Arrange all the data below as a Markdown table with the columns "Row" and "Content": number each line and put it in its own row. Leave out blank lines and the pictures.

++++++++

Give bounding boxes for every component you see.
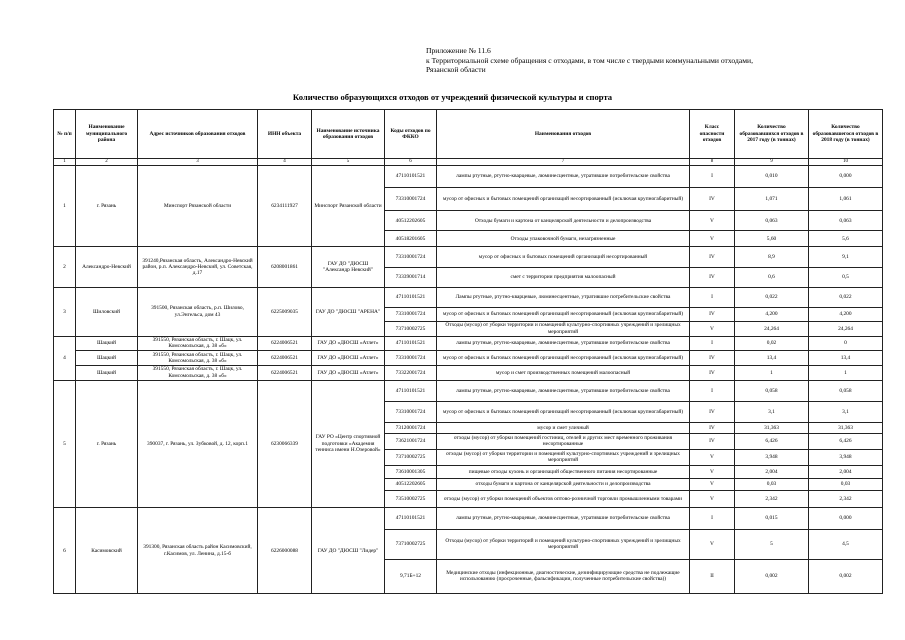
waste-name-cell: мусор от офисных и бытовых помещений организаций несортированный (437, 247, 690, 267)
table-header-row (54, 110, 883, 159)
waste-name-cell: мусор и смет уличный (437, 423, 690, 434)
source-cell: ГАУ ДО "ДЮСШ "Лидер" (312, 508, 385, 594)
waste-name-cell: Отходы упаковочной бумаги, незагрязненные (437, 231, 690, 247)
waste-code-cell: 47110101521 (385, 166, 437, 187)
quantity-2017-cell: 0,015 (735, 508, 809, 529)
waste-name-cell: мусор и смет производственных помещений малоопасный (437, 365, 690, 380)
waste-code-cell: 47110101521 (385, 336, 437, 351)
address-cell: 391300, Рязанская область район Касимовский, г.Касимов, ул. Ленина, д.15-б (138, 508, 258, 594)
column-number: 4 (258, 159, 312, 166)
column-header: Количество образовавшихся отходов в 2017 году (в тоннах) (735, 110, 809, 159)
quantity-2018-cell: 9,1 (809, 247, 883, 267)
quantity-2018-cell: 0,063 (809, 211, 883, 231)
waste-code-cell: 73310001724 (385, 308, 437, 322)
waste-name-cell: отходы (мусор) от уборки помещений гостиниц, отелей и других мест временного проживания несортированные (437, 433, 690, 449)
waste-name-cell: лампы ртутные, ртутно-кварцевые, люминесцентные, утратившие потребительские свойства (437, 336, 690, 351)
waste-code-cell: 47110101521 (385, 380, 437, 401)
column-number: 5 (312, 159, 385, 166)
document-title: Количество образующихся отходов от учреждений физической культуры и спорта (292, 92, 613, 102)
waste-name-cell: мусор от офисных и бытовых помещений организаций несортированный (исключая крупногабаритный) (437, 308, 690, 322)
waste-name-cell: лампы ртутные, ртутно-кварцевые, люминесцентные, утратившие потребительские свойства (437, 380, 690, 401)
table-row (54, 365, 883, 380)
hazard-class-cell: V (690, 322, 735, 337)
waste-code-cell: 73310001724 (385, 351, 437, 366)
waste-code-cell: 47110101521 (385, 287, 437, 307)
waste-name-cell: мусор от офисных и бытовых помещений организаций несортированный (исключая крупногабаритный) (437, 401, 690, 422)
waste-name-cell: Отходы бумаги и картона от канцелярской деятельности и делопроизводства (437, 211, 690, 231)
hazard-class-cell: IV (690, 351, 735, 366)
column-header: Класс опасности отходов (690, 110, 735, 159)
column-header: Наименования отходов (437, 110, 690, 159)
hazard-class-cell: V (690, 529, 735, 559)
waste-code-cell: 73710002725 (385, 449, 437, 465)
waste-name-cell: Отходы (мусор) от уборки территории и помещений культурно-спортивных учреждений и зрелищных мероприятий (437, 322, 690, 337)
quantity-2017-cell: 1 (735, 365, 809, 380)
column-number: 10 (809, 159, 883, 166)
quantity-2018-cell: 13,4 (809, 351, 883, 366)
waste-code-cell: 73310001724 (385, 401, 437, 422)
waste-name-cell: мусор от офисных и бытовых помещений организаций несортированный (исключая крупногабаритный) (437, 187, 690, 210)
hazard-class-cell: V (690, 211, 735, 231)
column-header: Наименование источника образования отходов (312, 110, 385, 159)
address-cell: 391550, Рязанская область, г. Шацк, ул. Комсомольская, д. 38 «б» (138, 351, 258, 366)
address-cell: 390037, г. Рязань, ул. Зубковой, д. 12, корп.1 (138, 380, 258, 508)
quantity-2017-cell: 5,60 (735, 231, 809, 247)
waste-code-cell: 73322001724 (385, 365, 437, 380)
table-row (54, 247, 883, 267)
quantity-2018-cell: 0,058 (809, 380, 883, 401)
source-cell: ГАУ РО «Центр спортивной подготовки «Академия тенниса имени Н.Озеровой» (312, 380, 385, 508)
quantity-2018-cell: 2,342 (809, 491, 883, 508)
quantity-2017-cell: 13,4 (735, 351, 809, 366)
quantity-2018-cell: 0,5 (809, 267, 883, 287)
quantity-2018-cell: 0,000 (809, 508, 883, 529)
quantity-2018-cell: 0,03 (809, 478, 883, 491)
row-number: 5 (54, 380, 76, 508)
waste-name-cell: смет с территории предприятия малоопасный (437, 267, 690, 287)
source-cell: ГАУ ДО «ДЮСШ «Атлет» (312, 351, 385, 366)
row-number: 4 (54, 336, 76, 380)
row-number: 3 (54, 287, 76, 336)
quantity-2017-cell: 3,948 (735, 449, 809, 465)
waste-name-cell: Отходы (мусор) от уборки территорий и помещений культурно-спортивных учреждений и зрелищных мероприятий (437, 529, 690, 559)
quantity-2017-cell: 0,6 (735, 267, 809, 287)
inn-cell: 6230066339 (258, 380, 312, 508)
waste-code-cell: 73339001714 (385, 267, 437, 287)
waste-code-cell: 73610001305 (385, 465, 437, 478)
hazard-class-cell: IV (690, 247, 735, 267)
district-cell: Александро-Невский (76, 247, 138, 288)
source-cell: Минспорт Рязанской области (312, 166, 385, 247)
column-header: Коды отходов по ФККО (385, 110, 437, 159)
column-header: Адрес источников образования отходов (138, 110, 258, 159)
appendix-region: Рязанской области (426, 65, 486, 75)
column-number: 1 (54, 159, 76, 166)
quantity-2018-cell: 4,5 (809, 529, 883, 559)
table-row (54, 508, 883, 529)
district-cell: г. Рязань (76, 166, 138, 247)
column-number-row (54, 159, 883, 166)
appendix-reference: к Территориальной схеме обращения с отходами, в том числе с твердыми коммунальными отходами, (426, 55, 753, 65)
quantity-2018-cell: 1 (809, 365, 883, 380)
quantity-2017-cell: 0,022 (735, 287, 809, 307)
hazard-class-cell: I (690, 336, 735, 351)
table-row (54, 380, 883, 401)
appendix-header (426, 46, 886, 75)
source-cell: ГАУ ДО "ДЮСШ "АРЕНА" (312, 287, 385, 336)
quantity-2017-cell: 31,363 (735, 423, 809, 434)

++++++++

*ANSWER TO THIS EXERCISE*:
| Row | Content |
|---|---|
| 1 | Give bounding boxes for every component you see. |
| 2 | waste-name-cell: мусор от офисных и бытовых помещений организаций несортированный (437, 247, 690, 267) |
| 3 | table-header-row (54, 110, 883, 159) |
| 4 | waste-name-cell: мусор и смет уличный (437, 423, 690, 434) |
| 5 | source-cell: ГАУ ДО "ДЮСШ "Лидер" (312, 508, 385, 594) |
| 6 | waste-name-cell: Отходы упаковочной бумаги, незагрязненные (437, 231, 690, 247) |
| 7 | waste-code-cell: 47110101521 (385, 166, 437, 187) |
| 8 | quantity-2017-cell: 0,015 (735, 508, 809, 529) |
| 9 | waste-name-cell: мусор и смет производственных помещений малоопасный (437, 365, 690, 380) |
| 10 | waste-code-cell: 47110101521 (385, 336, 437, 351) |
| 11 | address-cell: 391300, Рязанская область район Касимовский, г.Касимов, ул. Ленина, д.15-б (138, 508, 258, 594) |
| 12 | column-number: 4 (258, 159, 312, 166) |
| 13 | column-header: Количество образовавшихся отходов в 2017 году (в тоннах) (735, 110, 809, 159) |
| 14 | quantity-2018-cell: 9,1 (809, 247, 883, 267) |
| 15 | quantity-2018-cell: 0,063 (809, 211, 883, 231) |
| 16 | waste-code-cell: 73310001724 (385, 308, 437, 322) |
| 17 | waste-name-cell: отходы (мусор) от уборки помещений гостиниц, отелей и других мест временного проживания несортированные (437, 433, 690, 449) |
| 18 | waste-name-cell: лампы ртутные, ртутно-кварцевые, люминесцентные, утратившие потребительские свойства (437, 336, 690, 351) |
| 19 | waste-code-cell: 47110101521 (385, 380, 437, 401) |
| 20 | column-number: 5 (312, 159, 385, 166) |
| 21 | document-title: Количество образующихся отходов от учреждений физической культуры и спорта (292, 92, 613, 102) |
| 22 | waste-name-cell: мусор от офисных и бытовых помещений организаций несортированный (исключая крупногабаритный) (437, 308, 690, 322) |
| 23 | waste-name-cell: лампы ртутные, ртутно-кварцевые, люминесцентные, утратившие потребительские свойства (437, 380, 690, 401) |
| 24 | table-row (54, 365, 883, 380) |
| 25 | hazard-class-cell: V (690, 322, 735, 337) |
| 26 | waste-code-cell: 73310001724 (385, 351, 437, 366) |
| 27 | waste-code-cell: 47110101521 (385, 287, 437, 307) |
| 28 | waste-name-cell: мусор от офисных и бытовых помещений организаций несортированный (исключая крупногабаритный) (437, 401, 690, 422) |
| 29 | waste-name-cell: Отходы бумаги и картона от канцелярской деятельности и делопроизводства (437, 211, 690, 231) |
| 30 | hazard-class-cell: IV (690, 351, 735, 366) |
| 31 | column-header: Класс опасности отходов (690, 110, 735, 159) |
| 32 | column-header: Наименования отходов (437, 110, 690, 159) |
| 33 | hazard-class-cell: V (690, 529, 735, 559) |
| 34 | waste-code-cell: 73710002725 (385, 449, 437, 465) |
| 35 | waste-name-cell: Отходы (мусор) от уборки территории и помещений культурно-спортивных учреждений и зрелищных мероприятий (437, 322, 690, 337) |
| 36 | quantity-2017-cell: 1 (735, 365, 809, 380) |
| 37 | column-number: 10 (809, 159, 883, 166) |
| 38 | quantity-2018-cell: 13,4 (809, 351, 883, 366) |
| 39 | waste-code-cell: 73310001724 (385, 401, 437, 422) |
| 40 | waste-name-cell: мусор от офисных и бытовых помещений организаций несортированный (исключая крупногабаритный) (437, 187, 690, 210) |
| 41 | hazard-class-cell: V (690, 211, 735, 231) |
| 42 | column-header: Наименование источника образования отходов (312, 110, 385, 159) |
| 43 | address-cell: 391550, Рязанская область, г. Шацк, ул. Комсомольская, д. 38 «б» (138, 351, 258, 366) |
| 44 | address-cell: 390037, г. Рязань, ул. Зубковой, д. 12, корп.1 (138, 380, 258, 508) |
| 45 | quantity-2017-cell: 5,60 (735, 231, 809, 247) |
| 46 | waste-code-cell: 73322001724 (385, 365, 437, 380) |
| 47 | table-row (54, 247, 883, 267) |
| 48 | quantity-2018-cell: 0,058 (809, 380, 883, 401) |
| 49 | source-cell: ГАУ РО «Центр спортивной подготовки «Академия тенниса имени Н.Озеровой» (312, 380, 385, 508) |
| 50 | quantity-2018-cell: 2,342 (809, 491, 883, 508) |
| 51 | quantity-2017-cell: 13,4 (735, 351, 809, 366) |
| 52 | quantity-2018-cell: 0,5 (809, 267, 883, 287) |
| 53 | quantity-2018-cell: 0,000 (809, 508, 883, 529) |
| 54 | quantity-2018-cell: 0,03 (809, 478, 883, 491) |
| 55 | row-number: 5 (54, 380, 76, 508) |
| 56 | waste-name-cell: смет с территории предприятия малоопасный (437, 267, 690, 287) |
| 57 | source-cell: ГАУ ДО «ДЮСШ «Атлет» (312, 351, 385, 366) |
| 58 | row-number: 4 (54, 336, 76, 380) |
| 59 | row-number: 3 (54, 287, 76, 336) |
| 60 | quantity-2017-cell: 3,948 (735, 449, 809, 465) |
| 61 | waste-name-cell: Отходы (мусор) от уборки территорий и помещений культурно-спортивных учреждений и зрелищных мероприятий (437, 529, 690, 559) |
| 62 | quantity-2017-cell: 0,6 (735, 267, 809, 287) |
| 63 | inn-cell: 6230066339 (258, 380, 312, 508) |
| 64 | waste-code-cell: 73339001714 (385, 267, 437, 287) |
| 65 | waste-code-cell: 73610001305 (385, 465, 437, 478) |
| 66 | hazard-class-cell: IV (690, 247, 735, 267) |
| 67 | district-cell: Александро-Невский (76, 247, 138, 288) |
| 68 | source-cell: Минспорт Рязанской области (312, 166, 385, 247) |
| 69 | column-header: Коды отходов по ФККО (385, 110, 437, 159) |
| 70 | column-header: Адрес источников образования отходов (138, 110, 258, 159) |
| 71 | appendix-region: Рязанской области (426, 65, 486, 75) |
| 72 | column-number: 1 (54, 159, 76, 166) |
| 73 | quantity-2018-cell: 4,5 (809, 529, 883, 559) |
| 74 | table-row (54, 508, 883, 529) |
| 75 | district-cell: г. Рязань (76, 166, 138, 247) |
| 76 | column-number-row (54, 159, 883, 166) |
| 77 | appendix-reference: к Территориальной схеме обращения с отходами, в том числе с твердыми коммунальными отходами, (426, 55, 753, 65) |
| 78 | quantity-2018-cell: 1 (809, 365, 883, 380) |
| 79 | quantity-2017-cell: 0,022 (735, 287, 809, 307) |
| 80 | hazard-class-cell: I (690, 336, 735, 351) |
| 81 | table-row (54, 380, 883, 401) |
| 82 | appendix-header (426, 46, 886, 75) |
| 83 | source-cell: ГАУ ДО "ДЮСШ "АРЕНА" (312, 287, 385, 336) |
| 84 | quantity-2017-cell: 31,363 (735, 423, 809, 434) |